=== EXERCISE BRIEF ===
Say only how many lines contain the word "services".

>>>

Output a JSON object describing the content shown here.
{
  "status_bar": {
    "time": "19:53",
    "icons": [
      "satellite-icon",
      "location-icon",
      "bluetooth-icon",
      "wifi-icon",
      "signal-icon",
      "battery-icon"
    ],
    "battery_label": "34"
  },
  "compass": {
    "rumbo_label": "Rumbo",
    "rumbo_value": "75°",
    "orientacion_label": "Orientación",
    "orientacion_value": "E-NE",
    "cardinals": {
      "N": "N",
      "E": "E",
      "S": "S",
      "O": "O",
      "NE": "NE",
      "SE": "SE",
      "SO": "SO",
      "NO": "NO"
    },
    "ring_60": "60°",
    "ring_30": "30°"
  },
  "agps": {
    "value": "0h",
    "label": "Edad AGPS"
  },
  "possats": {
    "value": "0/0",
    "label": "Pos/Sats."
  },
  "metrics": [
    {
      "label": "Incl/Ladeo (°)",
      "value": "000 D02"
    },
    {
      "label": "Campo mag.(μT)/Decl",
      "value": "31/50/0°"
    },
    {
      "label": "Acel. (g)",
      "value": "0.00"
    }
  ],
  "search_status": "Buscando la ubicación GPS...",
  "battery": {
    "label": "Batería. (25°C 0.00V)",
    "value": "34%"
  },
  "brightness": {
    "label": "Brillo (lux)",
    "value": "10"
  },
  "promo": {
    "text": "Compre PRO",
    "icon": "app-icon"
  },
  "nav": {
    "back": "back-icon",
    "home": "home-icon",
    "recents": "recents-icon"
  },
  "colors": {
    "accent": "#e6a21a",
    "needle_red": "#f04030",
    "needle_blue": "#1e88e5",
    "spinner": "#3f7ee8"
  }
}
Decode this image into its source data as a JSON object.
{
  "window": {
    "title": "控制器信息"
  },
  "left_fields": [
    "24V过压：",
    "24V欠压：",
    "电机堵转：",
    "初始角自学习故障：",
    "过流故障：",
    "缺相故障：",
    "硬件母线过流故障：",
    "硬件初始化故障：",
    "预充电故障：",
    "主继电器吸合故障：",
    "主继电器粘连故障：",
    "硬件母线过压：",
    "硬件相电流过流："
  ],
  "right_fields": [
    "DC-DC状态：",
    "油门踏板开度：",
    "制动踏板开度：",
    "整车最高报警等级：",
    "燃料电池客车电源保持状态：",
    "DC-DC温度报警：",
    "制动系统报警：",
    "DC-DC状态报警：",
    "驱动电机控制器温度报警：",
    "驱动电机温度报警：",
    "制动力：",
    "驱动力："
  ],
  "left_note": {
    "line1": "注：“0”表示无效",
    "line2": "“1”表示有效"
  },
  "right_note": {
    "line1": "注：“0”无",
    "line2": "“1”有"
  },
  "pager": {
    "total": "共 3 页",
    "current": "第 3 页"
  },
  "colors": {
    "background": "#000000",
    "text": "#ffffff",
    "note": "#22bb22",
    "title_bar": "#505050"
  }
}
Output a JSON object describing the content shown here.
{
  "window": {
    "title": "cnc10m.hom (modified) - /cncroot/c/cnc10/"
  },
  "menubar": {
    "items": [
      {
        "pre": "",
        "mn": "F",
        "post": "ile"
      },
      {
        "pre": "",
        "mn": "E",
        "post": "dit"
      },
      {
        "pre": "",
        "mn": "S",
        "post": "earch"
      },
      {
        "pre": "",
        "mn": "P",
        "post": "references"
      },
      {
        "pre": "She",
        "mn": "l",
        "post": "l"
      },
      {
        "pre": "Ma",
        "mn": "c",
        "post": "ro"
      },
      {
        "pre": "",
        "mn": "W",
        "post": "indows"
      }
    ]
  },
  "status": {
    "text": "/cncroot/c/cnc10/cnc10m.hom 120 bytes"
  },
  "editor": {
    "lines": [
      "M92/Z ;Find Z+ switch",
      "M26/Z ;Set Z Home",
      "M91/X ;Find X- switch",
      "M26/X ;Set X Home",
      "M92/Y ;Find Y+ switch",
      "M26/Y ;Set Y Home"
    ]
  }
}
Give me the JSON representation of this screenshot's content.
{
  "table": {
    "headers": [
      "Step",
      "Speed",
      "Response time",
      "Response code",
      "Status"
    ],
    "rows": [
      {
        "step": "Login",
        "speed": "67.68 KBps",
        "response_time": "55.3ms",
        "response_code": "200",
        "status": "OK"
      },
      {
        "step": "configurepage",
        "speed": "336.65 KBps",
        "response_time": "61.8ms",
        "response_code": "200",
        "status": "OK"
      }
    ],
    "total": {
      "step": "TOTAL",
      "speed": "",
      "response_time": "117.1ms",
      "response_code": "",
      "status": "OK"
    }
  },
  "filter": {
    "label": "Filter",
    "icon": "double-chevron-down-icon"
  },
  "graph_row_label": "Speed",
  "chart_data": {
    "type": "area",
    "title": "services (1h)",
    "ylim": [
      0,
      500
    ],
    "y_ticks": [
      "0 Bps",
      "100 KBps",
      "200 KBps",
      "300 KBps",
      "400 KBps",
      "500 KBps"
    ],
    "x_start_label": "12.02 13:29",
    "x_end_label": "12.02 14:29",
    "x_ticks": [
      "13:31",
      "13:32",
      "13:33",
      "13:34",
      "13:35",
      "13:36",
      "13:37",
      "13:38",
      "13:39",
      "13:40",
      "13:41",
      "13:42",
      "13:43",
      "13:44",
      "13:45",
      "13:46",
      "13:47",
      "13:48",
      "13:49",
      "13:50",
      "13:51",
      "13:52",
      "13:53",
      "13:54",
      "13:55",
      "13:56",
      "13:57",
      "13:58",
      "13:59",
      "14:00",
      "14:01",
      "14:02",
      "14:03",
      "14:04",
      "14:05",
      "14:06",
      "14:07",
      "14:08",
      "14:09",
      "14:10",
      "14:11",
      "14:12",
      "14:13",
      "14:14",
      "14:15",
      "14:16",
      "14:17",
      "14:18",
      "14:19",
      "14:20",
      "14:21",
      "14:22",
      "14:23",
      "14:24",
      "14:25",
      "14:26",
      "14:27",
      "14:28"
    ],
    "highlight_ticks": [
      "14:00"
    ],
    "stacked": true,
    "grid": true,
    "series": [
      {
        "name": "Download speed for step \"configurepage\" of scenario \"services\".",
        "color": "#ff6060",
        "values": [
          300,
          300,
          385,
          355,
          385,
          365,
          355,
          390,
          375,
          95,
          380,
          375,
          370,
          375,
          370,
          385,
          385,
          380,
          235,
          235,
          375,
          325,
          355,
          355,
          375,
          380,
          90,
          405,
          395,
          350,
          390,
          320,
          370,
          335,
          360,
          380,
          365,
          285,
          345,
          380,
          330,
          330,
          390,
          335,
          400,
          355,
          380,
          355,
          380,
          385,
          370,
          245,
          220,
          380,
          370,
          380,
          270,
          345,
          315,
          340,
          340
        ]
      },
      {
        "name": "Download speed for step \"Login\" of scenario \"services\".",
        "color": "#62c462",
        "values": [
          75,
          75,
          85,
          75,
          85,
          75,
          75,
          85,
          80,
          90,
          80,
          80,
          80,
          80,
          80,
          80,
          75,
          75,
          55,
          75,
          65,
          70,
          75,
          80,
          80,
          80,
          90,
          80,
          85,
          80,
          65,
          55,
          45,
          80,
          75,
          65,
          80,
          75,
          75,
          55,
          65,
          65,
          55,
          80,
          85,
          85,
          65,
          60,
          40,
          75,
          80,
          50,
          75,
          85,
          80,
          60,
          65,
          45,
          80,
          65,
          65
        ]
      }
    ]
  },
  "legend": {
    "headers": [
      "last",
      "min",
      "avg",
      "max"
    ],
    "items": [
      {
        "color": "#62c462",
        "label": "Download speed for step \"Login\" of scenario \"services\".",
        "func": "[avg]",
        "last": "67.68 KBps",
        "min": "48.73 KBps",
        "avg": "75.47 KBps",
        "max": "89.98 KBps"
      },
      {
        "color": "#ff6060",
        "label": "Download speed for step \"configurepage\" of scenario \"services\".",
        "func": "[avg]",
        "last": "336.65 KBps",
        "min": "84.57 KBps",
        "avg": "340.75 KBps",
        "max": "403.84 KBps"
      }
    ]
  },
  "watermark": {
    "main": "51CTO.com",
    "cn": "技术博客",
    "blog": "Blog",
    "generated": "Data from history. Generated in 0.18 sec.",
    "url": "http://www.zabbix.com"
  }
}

<<<

=== COMPLETED TASK ===
5